▶ [Vorliegender Text]
Ich empfinde Adelina zwar nicht als Bösewicht oder Schurkin der Geschichte, doch sie ist definitiv ein düsterer, bedrohlicher und zum Teil sogar beängstigender Charakter. Sie ist kalt, rachsüchtig, hasserfüllt und ambitioniert in einem Maße, das sie über Leichen gehen lässt. Ihre Fähigkeit ist sehr eng mit diesen Eigenschaften verbunden; sie nährt sich von starken Emotionen wie Hass, Furcht, Leidenschaft, Neugierde und Ehrgeiz. Demzufolge basiert ihre Macht auf der Dunkelheit ihres Charakters, weshalb sie eindeutig äußerst gefährlich ist. Ich möchte weder mit ihr befreundet noch mit ihr verfeindet sein, aber ich liebe Marie Lu dafür, dass sie sich entschied, die Geschichte einer Protagonistin zu erzählen, die so gar nichts mit der gutherzigen Rebellin von nebenan zu tun hat. Dadurch bekam einfach alles eine völlig neue Perspektive; sogar die Andeutung einer kleinen Liebesgeschichte erhielt einen finsteren Anstrich. Trotz aller Faszination für Adelina muss ich jedoch zugeben, dass sie mir zeitweise gehörig auf die Nerven ging. Als sie zwischen der Inquisition und den Young Elites steht, ist sie unfähig zu erkennen, wie sie die Situation leicht entschärfen könnte – ich hätte sie gern ein bisschen geschüttelt und ihr gesagt, was sie tun soll. Ihre Unentschlossenheit und Unsicherheit schlug sich meiner Meinung nach auch im Aufbau von „The Young Elites“ nieder; die ersten zwei Drittel empfand ich als eher unspektakulär und recht langsam, doch im letzten Drittel zog Marie Lu das Tempo an und es wurde unheimlich spannend und aufregend, sodass ich das Buch gar nicht mehr aus der Hand legen konnte.

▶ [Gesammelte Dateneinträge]
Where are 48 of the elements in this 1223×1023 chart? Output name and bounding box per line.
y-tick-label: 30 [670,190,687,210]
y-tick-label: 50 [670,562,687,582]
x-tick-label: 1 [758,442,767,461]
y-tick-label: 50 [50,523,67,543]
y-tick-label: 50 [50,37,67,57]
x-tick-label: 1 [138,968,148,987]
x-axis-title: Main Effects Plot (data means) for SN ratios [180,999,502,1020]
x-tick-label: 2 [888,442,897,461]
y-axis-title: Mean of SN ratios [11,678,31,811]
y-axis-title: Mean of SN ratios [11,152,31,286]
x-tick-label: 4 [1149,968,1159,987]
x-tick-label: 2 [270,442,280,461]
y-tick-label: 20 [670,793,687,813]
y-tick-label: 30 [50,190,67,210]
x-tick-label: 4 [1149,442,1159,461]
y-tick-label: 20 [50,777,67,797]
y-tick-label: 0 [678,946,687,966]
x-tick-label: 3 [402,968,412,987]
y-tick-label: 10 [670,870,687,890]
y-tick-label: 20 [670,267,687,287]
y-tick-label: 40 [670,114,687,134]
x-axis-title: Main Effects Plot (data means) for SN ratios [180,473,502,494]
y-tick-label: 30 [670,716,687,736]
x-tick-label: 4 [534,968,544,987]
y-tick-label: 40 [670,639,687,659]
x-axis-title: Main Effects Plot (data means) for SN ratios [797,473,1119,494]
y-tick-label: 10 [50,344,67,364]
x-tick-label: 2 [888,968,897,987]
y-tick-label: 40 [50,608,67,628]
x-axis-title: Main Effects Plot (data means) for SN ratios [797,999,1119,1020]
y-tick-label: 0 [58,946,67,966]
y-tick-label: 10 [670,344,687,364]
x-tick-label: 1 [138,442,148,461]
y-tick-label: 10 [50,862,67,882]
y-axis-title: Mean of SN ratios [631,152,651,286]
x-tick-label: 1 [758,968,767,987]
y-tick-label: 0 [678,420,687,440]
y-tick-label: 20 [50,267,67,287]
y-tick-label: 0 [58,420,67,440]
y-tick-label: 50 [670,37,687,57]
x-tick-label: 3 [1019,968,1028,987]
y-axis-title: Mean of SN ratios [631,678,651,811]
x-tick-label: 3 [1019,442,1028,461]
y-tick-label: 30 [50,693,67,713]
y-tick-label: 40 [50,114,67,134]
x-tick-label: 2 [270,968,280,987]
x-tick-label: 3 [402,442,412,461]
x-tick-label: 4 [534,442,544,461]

▶ [Arbeitsauftrag] Fassen Sie den Absatz des Textes, der mit „Ich empfinde Adelina zwar nicht als Bösewicht“ beginnt, als kurze Stichpunktliste mit seinen wesentlichen Aussagen zusammen.

▶ [Ergebnis]
- Adelina ist keine Schurkin, aber ein düsterer, bedrohlicher, teils beängstigender Charakter.
- Sie ist kalt, rachsüchtig, hasserfüllt und geht aus Ehrgeiz über Leichen.
- Ihre Fähigkeit nährt sich von starken Emotionen wie Hass, Furcht, Leidenschaft, Neugierde und Ehrgeiz. Ihre Macht beruht also auf ihrer dunklen Seite und macht sie äußerst gefährlich.
- Gelobt wird Marie Lus Entscheidung für eine Protagonistin, die keine gutherzige Rebellin ist. Das gibt allem eine neue Perspektive, selbst der angedeuteten Liebesgeschichte.
- Zeitweise nervt Adelina: Zwischen Inquisition und Young Elites erkennt sie nicht, wie sie die Lage leicht entschärfen könnte.
- Ihre Unentschlossenheit spiegelt sich im Aufbau von „The Young Elites“: Die ersten zwei Drittel sind eher unspektakulär und langsam, das letzte Drittel ist sehr spannend.